Наконец, ученый вывод еще более удивительный — отношение прирожденного преступника к грамоте. «Очень многие из преступников грамотны, — говорит бывший профессор, — но эта грамотность была приобретена ими не как выражение пытливости и любознательности ума, а как средство покрытия и пособия преступности». Спрашивается — откуда сие?.. Естественно, вспоминаешь прежде всего свои слова, свои рассказы. «Миколаич, на что нам грамота, на что?» — в отчаянии из-за своей неспособности спрашивал иногда Никифор Буренков своего учителя.
«Я старался, отвечая на этот вопрос, выяснить пользу грамотности, говоря, что она делает человека умным, а следовательно, и честным; но, утверждая это, я и сам порой сомневался: на что она им, арестантам, вся эта грамота? Сколько раз имел я впоследствии случай убедиться, что многие из лучших моих учеников, научившиеся и читать и писать порядочно, по выходе в вольную команду очень скоро забывали и то и другое, и горькая досада шевелилась иногда в душе, досада на то, что столько потрачено даром и труда и времени. Не раз приходилось также слышать от самих арестантов, что грамотность даже вредна им, что мошенник сумеет с нею быть еще большим мошенником, а честный человек благодаря ей развратится, начав мечтать о легком труде писаря и получив отвращение к физическому труду. Я хорошо понимал, конечно, всю поверхностность и зловредность таких обобщений на основании отдельных, исключительных фактов, но, признаюсь, нередко овладевали мной сомнения всякого рода, и тогда я подолгу забрасывал свою школу… Однако проходило некоторое время — и я с любовью к ней возвращался. Среди всякого рода терний и шипов, которыми была усеяна моя «педагогическая» деятельность, среди горечи и отравы, которую она проливала в душу, было в ней все-таки что-то доброе, светлое, теплое, что озаряло и согревало не только меня, но, казалось, и всю камеру. Арестанты как-то невольно приучались с уважением относиться к бумаге и книжке, мысли их настраивались на высший тон и лад…» (т. I, гл. X).

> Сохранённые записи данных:
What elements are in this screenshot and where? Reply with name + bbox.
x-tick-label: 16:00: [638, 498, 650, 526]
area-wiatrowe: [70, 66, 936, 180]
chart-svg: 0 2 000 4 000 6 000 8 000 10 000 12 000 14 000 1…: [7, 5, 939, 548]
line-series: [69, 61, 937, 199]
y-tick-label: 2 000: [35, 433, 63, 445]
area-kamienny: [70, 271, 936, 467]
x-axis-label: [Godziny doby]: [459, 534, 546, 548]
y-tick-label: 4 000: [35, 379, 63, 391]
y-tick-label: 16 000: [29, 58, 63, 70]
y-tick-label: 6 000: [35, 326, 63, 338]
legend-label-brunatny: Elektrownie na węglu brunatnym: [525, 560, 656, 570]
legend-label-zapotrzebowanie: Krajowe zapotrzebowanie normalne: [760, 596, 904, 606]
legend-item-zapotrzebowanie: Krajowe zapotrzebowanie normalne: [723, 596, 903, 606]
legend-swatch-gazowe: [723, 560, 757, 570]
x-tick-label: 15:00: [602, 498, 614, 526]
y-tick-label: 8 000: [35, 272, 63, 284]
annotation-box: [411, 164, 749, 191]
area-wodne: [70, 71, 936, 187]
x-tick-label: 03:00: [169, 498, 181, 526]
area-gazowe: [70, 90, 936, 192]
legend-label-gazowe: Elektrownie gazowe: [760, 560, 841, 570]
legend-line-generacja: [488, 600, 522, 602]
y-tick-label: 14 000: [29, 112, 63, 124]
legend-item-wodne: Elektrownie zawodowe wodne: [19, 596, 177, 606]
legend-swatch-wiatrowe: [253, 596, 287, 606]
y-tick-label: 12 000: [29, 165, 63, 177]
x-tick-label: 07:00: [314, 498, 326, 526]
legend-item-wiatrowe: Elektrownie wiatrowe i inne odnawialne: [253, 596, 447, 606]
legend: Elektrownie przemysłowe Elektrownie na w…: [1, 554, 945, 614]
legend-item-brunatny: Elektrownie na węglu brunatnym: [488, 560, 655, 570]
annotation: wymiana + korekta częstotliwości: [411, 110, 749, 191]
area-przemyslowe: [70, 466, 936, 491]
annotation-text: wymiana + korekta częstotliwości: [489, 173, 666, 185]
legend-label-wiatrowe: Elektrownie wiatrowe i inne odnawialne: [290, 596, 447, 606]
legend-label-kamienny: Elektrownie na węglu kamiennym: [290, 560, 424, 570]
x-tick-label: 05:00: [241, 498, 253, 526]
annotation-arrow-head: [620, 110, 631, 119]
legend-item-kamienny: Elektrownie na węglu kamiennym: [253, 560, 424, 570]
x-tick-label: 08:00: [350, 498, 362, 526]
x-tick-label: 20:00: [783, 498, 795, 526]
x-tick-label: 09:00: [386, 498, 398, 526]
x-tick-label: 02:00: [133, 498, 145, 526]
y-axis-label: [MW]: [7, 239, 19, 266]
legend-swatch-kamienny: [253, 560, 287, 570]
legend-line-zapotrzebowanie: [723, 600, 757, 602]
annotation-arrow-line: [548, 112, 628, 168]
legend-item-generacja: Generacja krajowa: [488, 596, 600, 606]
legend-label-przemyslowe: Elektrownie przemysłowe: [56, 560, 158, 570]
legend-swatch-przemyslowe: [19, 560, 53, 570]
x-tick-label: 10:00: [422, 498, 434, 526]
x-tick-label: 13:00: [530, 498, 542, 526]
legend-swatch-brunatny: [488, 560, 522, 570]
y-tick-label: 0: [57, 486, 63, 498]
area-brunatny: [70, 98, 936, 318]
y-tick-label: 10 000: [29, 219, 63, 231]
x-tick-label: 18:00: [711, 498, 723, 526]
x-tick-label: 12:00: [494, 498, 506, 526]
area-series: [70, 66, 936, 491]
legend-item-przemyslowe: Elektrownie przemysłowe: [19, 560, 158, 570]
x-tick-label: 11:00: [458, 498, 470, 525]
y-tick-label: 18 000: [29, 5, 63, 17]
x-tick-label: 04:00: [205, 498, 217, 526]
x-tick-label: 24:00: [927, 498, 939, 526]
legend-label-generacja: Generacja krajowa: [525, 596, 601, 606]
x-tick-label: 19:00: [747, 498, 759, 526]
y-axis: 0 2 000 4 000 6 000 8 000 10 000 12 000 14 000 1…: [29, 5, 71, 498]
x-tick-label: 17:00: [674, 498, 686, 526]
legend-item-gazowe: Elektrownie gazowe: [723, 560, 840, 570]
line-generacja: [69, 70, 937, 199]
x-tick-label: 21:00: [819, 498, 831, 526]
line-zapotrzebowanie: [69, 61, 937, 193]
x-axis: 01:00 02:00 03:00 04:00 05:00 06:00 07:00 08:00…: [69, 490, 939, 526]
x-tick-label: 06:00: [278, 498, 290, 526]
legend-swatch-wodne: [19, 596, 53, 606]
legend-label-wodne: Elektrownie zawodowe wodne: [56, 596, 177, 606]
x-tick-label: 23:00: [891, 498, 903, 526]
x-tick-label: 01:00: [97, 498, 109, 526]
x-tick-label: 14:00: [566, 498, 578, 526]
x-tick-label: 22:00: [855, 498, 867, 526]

> Попробуйте сами: Перескажите короче абзац из отрывка о грамотности арестантов, начинающийся словами «Наконец, ученый вывод», сохранив его основные факты.

> Ответ к заданию: Ещё более удивительный вывод бывшего профессора касается отношения прирожденного преступника к грамоте. Многие преступники грамотны, но овладели грамотой не из любознательности, а как средством прикрывать преступления и помогать им. На вопрос, откуда такой вывод, прежде всего вспоминаются собственные слова и рассказы. Например, Никифор Буренков, отчаиваясь из-за своей неспособности, спрашивал учителя: «Миколаич, на что нам грамота, на что?»